Entries:
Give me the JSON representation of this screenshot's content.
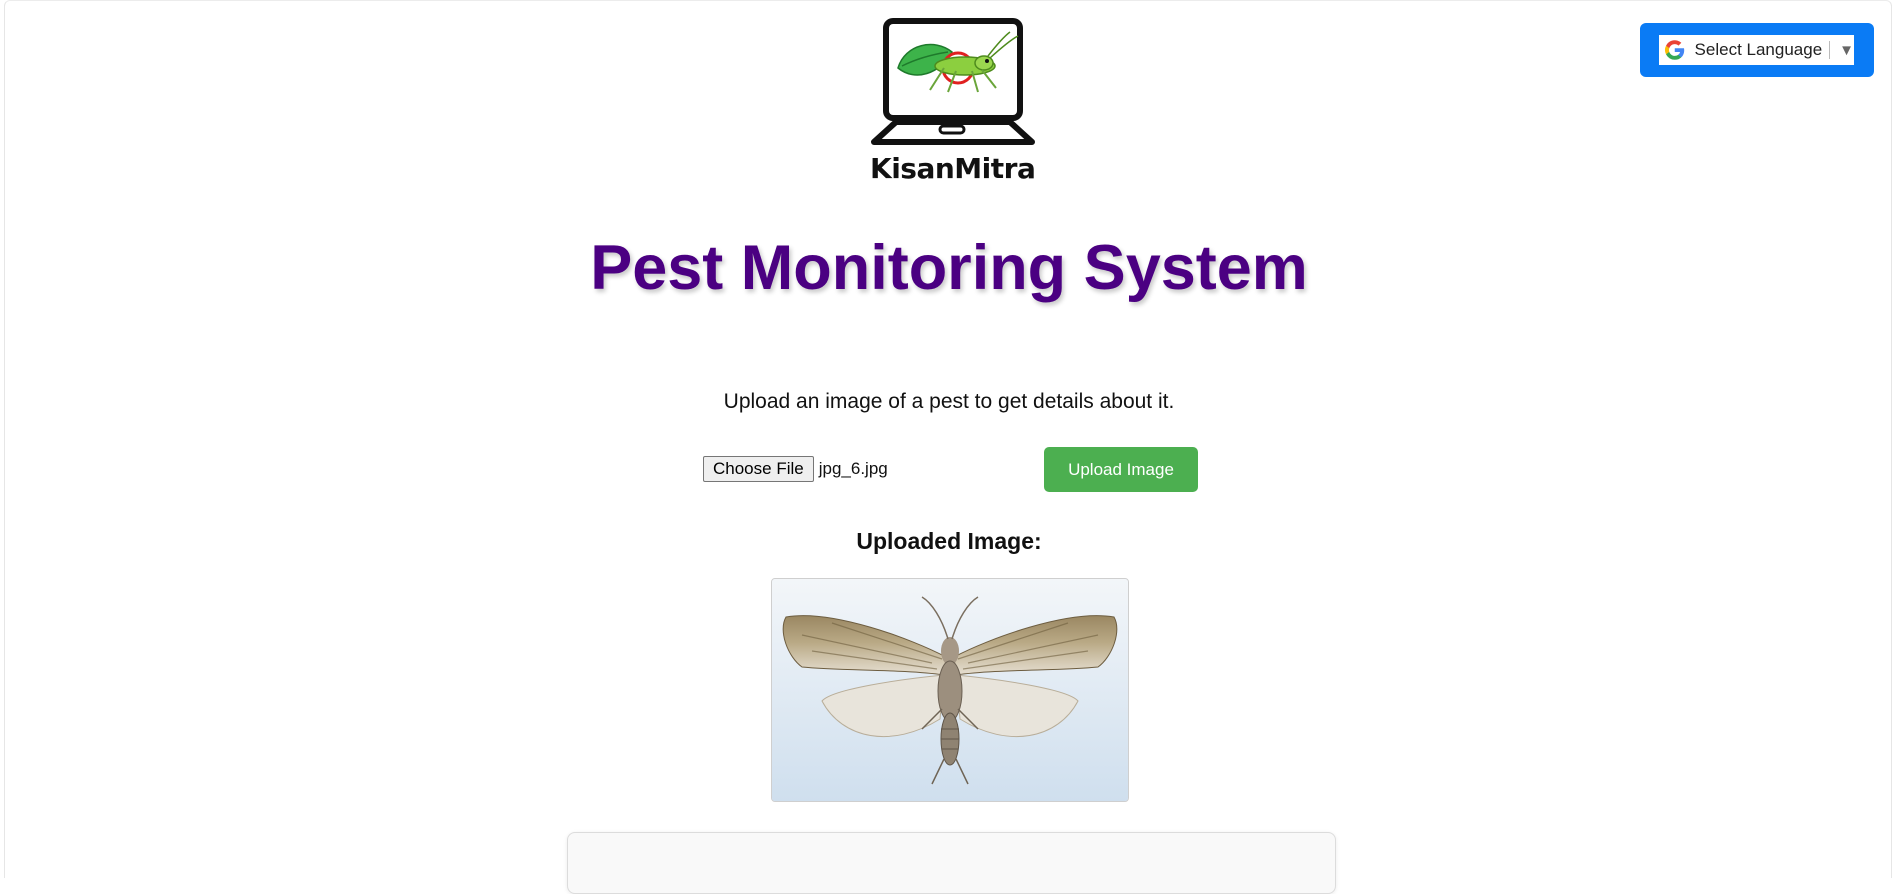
{
  "header": {
    "brand_name": "KisanMitra",
    "language_selector": {
      "label": "Select Language",
      "icon": "google-g-icon",
      "arrow": "▼",
      "accent_color": "#0a7bf5"
    }
  },
  "main": {
    "title": "Pest Monitoring System",
    "title_color": "#4b0082",
    "instruction": "Upload an image of a pest to get details about it.",
    "file_input": {
      "button_label": "Choose File",
      "selected_file": "jpg_6.jpg"
    },
    "upload_button": {
      "label": "Upload Image",
      "color": "#4caf50"
    },
    "uploaded_heading": "Uploaded Image:",
    "uploaded_image_subject": "moth-image"
  }
}
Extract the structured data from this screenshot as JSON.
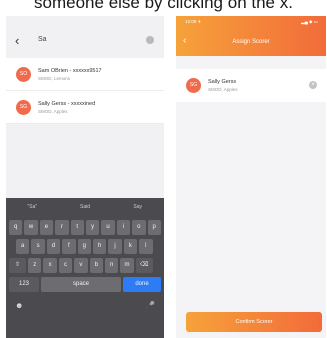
{
  "caption": "someone else by clicking on the x.",
  "search_screen": {
    "query": "Sa",
    "results": [
      {
        "initials": "SO",
        "name": "Sam OBrien - xxxxxx9517",
        "sub": "SMOD, Lemons"
      },
      {
        "initials": "SG",
        "name": "Sally Gerss - xxxxxined",
        "sub": "SMOD, Apples"
      }
    ],
    "keyboard": {
      "suggestions": [
        "\"Sa\"",
        "Said",
        "Say"
      ],
      "row1": [
        "q",
        "w",
        "e",
        "r",
        "t",
        "y",
        "u",
        "i",
        "o",
        "p"
      ],
      "row2": [
        "a",
        "s",
        "d",
        "f",
        "g",
        "h",
        "j",
        "k",
        "l"
      ],
      "row3": [
        "z",
        "x",
        "c",
        "v",
        "b",
        "n",
        "m"
      ],
      "shift": "⇧",
      "backspace": "⌫",
      "numbers_key": "123",
      "space_key": "space",
      "done_key": "done",
      "emoji_icon": "☻",
      "mic_icon": "🎤"
    }
  },
  "assign_screen": {
    "status_time": "12:08 ✈",
    "status_icons": "▂▄ ◆ ▭",
    "title": "Assign Scorer",
    "selected": {
      "initials": "SG",
      "name": "Sally Gerss",
      "sub": "SMOD, Apples"
    },
    "confirm_label": "Confirm Scorer"
  },
  "colors": {
    "accent_orange": "#f26b3a",
    "accent_yellow": "#f6a23a",
    "done_blue": "#2d7cf6"
  }
}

Request: Without the pictures, restate each entry exactly.

Worked answer:
Give me the JSON representation of this screenshot's content.
{
  "header": {
    "brand_name": "KisanMitra",
    "language_selector": {
      "label": "Select Language",
      "icon": "google-g-icon",
      "arrow": "▼",
      "accent_color": "#0a7bf5"
    }
  },
  "main": {
    "title": "Pest Monitoring System",
    "title_color": "#4b0082",
    "instruction": "Upload an image of a pest to get details about it.",
    "file_input": {
      "button_label": "Choose File",
      "selected_file": "jpg_6.jpg"
    },
    "upload_button": {
      "label": "Upload Image",
      "color": "#4caf50"
    },
    "uploaded_heading": "Uploaded Image:",
    "uploaded_image_subject": "moth-image"
  }
}
Extract the structured data from this screenshot as JSON.
{
  "caption": "someone else by clicking on the x.",
  "search_screen": {
    "query": "Sa",
    "results": [
      {
        "initials": "SO",
        "name": "Sam OBrien - xxxxxx9517",
        "sub": "SMOD, Lemons"
      },
      {
        "initials": "SG",
        "name": "Sally Gerss - xxxxxined",
        "sub": "SMOD, Apples"
      }
    ],
    "keyboard": {
      "suggestions": [
        "\"Sa\"",
        "Said",
        "Say"
      ],
      "row1": [
        "q",
        "w",
        "e",
        "r",
        "t",
        "y",
        "u",
        "i",
        "o",
        "p"
      ],
      "row2": [
        "a",
        "s",
        "d",
        "f",
        "g",
        "h",
        "j",
        "k",
        "l"
      ],
      "row3": [
        "z",
        "x",
        "c",
        "v",
        "b",
        "n",
        "m"
      ],
      "shift": "⇧",
      "backspace": "⌫",
      "numbers_key": "123",
      "space_key": "space",
      "done_key": "done",
      "emoji_icon": "☻",
      "mic_icon": "🎤"
    }
  },
  "assign_screen": {
    "status_time": "12:08 ✈",
    "status_icons": "▂▄ ◆ ▭",
    "title": "Assign Scorer",
    "selected": {
      "initials": "SG",
      "name": "Sally Gerss",
      "sub": "SMOD, Apples"
    },
    "confirm_label": "Confirm Scorer"
  },
  "colors": {
    "accent_orange": "#f26b3a",
    "accent_yellow": "#f6a23a",
    "done_blue": "#2d7cf6"
  }
}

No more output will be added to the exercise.